◆ To do: Reproduce the whole listing, character for character.

◆ Provided entries:
--- BEGIN ---
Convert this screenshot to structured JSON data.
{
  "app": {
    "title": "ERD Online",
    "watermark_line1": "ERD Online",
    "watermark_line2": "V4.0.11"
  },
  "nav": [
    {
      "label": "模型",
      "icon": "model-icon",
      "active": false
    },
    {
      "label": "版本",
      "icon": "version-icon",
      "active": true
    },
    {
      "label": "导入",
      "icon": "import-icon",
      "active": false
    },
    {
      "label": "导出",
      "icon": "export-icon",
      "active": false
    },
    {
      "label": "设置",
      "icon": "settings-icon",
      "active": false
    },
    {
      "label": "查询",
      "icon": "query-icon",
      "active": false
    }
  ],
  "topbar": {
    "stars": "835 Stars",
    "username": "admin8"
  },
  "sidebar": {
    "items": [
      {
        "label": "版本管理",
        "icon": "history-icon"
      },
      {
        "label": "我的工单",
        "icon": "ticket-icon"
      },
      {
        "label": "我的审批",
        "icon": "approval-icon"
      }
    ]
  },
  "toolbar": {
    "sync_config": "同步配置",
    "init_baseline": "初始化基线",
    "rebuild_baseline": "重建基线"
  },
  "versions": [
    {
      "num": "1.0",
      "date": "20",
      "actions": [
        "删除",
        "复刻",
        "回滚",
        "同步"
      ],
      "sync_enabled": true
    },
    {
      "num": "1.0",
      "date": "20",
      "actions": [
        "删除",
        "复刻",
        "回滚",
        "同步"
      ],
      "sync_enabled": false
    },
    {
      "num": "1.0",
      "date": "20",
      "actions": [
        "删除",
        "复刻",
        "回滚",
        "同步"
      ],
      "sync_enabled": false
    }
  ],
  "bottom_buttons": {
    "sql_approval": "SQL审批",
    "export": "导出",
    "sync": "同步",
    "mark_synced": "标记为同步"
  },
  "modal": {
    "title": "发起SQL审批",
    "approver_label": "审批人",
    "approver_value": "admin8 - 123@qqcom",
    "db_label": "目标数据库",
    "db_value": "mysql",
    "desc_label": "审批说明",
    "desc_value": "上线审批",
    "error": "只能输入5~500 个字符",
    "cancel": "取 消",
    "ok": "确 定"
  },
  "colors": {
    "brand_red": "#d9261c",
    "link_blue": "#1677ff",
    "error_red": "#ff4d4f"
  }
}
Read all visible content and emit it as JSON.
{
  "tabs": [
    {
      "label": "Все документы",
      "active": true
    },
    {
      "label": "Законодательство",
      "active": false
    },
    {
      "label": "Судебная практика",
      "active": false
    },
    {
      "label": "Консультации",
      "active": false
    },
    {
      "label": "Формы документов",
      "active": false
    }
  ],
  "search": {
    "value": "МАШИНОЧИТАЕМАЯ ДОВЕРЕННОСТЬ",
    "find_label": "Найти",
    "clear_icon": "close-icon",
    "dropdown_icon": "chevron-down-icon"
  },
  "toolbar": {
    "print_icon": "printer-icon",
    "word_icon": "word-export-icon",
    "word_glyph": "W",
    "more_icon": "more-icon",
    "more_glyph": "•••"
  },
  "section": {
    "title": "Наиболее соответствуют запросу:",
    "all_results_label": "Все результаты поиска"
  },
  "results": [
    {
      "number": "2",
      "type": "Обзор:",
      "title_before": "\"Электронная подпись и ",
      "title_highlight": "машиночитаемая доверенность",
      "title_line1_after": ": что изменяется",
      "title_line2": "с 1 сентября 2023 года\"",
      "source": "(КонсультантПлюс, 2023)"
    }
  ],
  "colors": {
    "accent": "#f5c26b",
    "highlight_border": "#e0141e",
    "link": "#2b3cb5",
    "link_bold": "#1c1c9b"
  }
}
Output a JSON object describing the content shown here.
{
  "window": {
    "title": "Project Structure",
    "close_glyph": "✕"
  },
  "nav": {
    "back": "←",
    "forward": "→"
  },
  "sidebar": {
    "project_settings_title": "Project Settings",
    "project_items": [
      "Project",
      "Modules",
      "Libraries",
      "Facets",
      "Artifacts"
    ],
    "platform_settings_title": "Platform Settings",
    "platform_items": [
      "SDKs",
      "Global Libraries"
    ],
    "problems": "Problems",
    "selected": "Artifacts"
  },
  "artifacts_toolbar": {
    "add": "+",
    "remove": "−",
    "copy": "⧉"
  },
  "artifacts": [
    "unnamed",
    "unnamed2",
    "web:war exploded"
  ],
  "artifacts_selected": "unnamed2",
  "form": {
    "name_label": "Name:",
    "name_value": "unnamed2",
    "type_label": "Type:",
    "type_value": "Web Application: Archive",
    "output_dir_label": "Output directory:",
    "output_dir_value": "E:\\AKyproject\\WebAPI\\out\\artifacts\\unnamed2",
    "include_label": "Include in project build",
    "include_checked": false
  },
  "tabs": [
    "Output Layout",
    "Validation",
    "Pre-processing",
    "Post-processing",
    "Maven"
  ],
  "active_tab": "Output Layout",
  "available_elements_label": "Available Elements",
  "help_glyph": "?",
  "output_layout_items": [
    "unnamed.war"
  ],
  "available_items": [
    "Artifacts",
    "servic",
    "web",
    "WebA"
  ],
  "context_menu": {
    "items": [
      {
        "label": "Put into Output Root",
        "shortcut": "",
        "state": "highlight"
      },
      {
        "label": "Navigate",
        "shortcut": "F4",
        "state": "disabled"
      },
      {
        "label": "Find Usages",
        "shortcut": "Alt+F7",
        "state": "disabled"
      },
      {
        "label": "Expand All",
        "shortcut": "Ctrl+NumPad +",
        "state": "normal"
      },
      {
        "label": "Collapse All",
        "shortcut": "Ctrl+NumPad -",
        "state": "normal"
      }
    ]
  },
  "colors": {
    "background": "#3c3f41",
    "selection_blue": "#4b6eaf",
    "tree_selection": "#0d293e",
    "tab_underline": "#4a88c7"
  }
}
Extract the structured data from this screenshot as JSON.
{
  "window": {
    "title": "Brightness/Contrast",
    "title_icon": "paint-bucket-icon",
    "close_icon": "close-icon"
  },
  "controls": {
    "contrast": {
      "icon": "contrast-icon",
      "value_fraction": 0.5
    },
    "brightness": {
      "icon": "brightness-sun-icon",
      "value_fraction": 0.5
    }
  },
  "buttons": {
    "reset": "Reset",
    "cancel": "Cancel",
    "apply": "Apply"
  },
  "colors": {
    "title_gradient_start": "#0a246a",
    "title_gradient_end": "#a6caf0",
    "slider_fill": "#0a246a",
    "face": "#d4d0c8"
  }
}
--- END ---
◆ Answer to this task:
Convert this screenshot to structured JSON data.
{
  "app": {
    "title": "ERD Online",
    "watermark_line1": "ERD Online",
    "watermark_line2": "V4.0.11"
  },
  "nav": [
    {
      "label": "模型",
      "icon": "model-icon",
      "active": false
    },
    {
      "label": "版本",
      "icon": "version-icon",
      "active": true
    },
    {
      "label": "导入",
      "icon": "import-icon",
      "active": false
    },
    {
      "label": "导出",
      "icon": "export-icon",
      "active": false
    },
    {
      "label": "设置",
      "icon": "settings-icon",
      "active": false
    },
    {
      "label": "查询",
      "icon": "query-icon",
      "active": false
    }
  ],
  "topbar": {
    "stars": "835 Stars",
    "username": "admin8"
  },
  "sidebar": {
    "items": [
      {
        "label": "版本管理",
        "icon": "history-icon"
      },
      {
        "label": "我的工单",
        "icon": "ticket-icon"
      },
      {
        "label": "我的审批",
        "icon": "approval-icon"
      }
    ]
  },
  "toolbar": {
    "sync_config": "同步配置",
    "init_baseline": "初始化基线",
    "rebuild_baseline": "重建基线"
  },
  "versions": [
    {
      "num": "1.0",
      "date": "20",
      "actions": [
        "删除",
        "复刻",
        "回滚",
        "同步"
      ],
      "sync_enabled": true
    },
    {
      "num": "1.0",
      "date": "20",
      "actions": [
        "删除",
        "复刻",
        "回滚",
        "同步"
      ],
      "sync_enabled": false
    },
    {
      "num": "1.0",
      "date": "20",
      "actions": [
        "删除",
        "复刻",
        "回滚",
        "同步"
      ],
      "sync_enabled": false
    }
  ],
  "bottom_buttons": {
    "sql_approval": "SQL审批",
    "export": "导出",
    "sync": "同步",
    "mark_synced": "标记为同步"
  },
  "modal": {
    "title": "发起SQL审批",
    "approver_label": "审批人",
    "approver_value": "admin8 - 123@qqcom",
    "db_label": "目标数据库",
    "db_value": "mysql",
    "desc_label": "审批说明",
    "desc_value": "上线审批",
    "error": "只能输入5~500 个字符",
    "cancel": "取 消",
    "ok": "确 定"
  },
  "colors": {
    "brand_red": "#d9261c",
    "link_blue": "#1677ff",
    "error_red": "#ff4d4f"
  }
}
Read all visible content and emit it as JSON.
{
  "tabs": [
    {
      "label": "Все документы",
      "active": true
    },
    {
      "label": "Законодательство",
      "active": false
    },
    {
      "label": "Судебная практика",
      "active": false
    },
    {
      "label": "Консультации",
      "active": false
    },
    {
      "label": "Формы документов",
      "active": false
    }
  ],
  "search": {
    "value": "МАШИНОЧИТАЕМАЯ ДОВЕРЕННОСТЬ",
    "find_label": "Найти",
    "clear_icon": "close-icon",
    "dropdown_icon": "chevron-down-icon"
  },
  "toolbar": {
    "print_icon": "printer-icon",
    "word_icon": "word-export-icon",
    "word_glyph": "W",
    "more_icon": "more-icon",
    "more_glyph": "•••"
  },
  "section": {
    "title": "Наиболее соответствуют запросу:",
    "all_results_label": "Все результаты поиска"
  },
  "results": [
    {
      "number": "2",
      "type": "Обзор:",
      "title_before": "\"Электронная подпись и ",
      "title_highlight": "машиночитаемая доверенность",
      "title_line1_after": ": что изменяется",
      "title_line2": "с 1 сентября 2023 года\"",
      "source": "(КонсультантПлюс, 2023)"
    }
  ],
  "colors": {
    "accent": "#f5c26b",
    "highlight_border": "#e0141e",
    "link": "#2b3cb5",
    "link_bold": "#1c1c9b"
  }
}
Output a JSON object describing the content shown here.
{
  "window": {
    "title": "Project Structure",
    "close_glyph": "✕"
  },
  "nav": {
    "back": "←",
    "forward": "→"
  },
  "sidebar": {
    "project_settings_title": "Project Settings",
    "project_items": [
      "Project",
      "Modules",
      "Libraries",
      "Facets",
      "Artifacts"
    ],
    "platform_settings_title": "Platform Settings",
    "platform_items": [
      "SDKs",
      "Global Libraries"
    ],
    "problems": "Problems",
    "selected": "Artifacts"
  },
  "artifacts_toolbar": {
    "add": "+",
    "remove": "−",
    "copy": "⧉"
  },
  "artifacts": [
    "unnamed",
    "unnamed2",
    "web:war exploded"
  ],
  "artifacts_selected": "unnamed2",
  "form": {
    "name_label": "Name:",
    "name_value": "unnamed2",
    "type_label": "Type:",
    "type_value": "Web Application: Archive",
    "output_dir_label": "Output directory:",
    "output_dir_value": "E:\\AKyproject\\WebAPI\\out\\artifacts\\unnamed2",
    "include_label": "Include in project build",
    "include_checked": false
  },
  "tabs": [
    "Output Layout",
    "Validation",
    "Pre-processing",
    "Post-processing",
    "Maven"
  ],
  "active_tab": "Output Layout",
  "available_elements_label": "Available Elements",
  "help_glyph": "?",
  "output_layout_items": [
    "unnamed.war"
  ],
  "available_items": [
    "Artifacts",
    "servic",
    "web",
    "WebA"
  ],
  "context_menu": {
    "items": [
      {
        "label": "Put into Output Root",
        "shortcut": "",
        "state": "highlight"
      },
      {
        "label": "Navigate",
        "shortcut": "F4",
        "state": "disabled"
      },
      {
        "label": "Find Usages",
        "shortcut": "Alt+F7",
        "state": "disabled"
      },
      {
        "label": "Expand All",
        "shortcut": "Ctrl+NumPad +",
        "state": "normal"
      },
      {
        "label": "Collapse All",
        "shortcut": "Ctrl+NumPad -",
        "state": "normal"
      }
    ]
  },
  "colors": {
    "background": "#3c3f41",
    "selection_blue": "#4b6eaf",
    "tree_selection": "#0d293e",
    "tab_underline": "#4a88c7"
  }
}
Extract the structured data from this screenshot as JSON.
{
  "window": {
    "title": "Brightness/Contrast",
    "title_icon": "paint-bucket-icon",
    "close_icon": "close-icon"
  },
  "controls": {
    "contrast": {
      "icon": "contrast-icon",
      "value_fraction": 0.5
    },
    "brightness": {
      "icon": "brightness-sun-icon",
      "value_fraction": 0.5
    }
  },
  "buttons": {
    "reset": "Reset",
    "cancel": "Cancel",
    "apply": "Apply"
  },
  "colors": {
    "title_gradient_start": "#0a246a",
    "title_gradient_end": "#a6caf0",
    "slider_fill": "#0a246a",
    "face": "#d4d0c8"
  }
}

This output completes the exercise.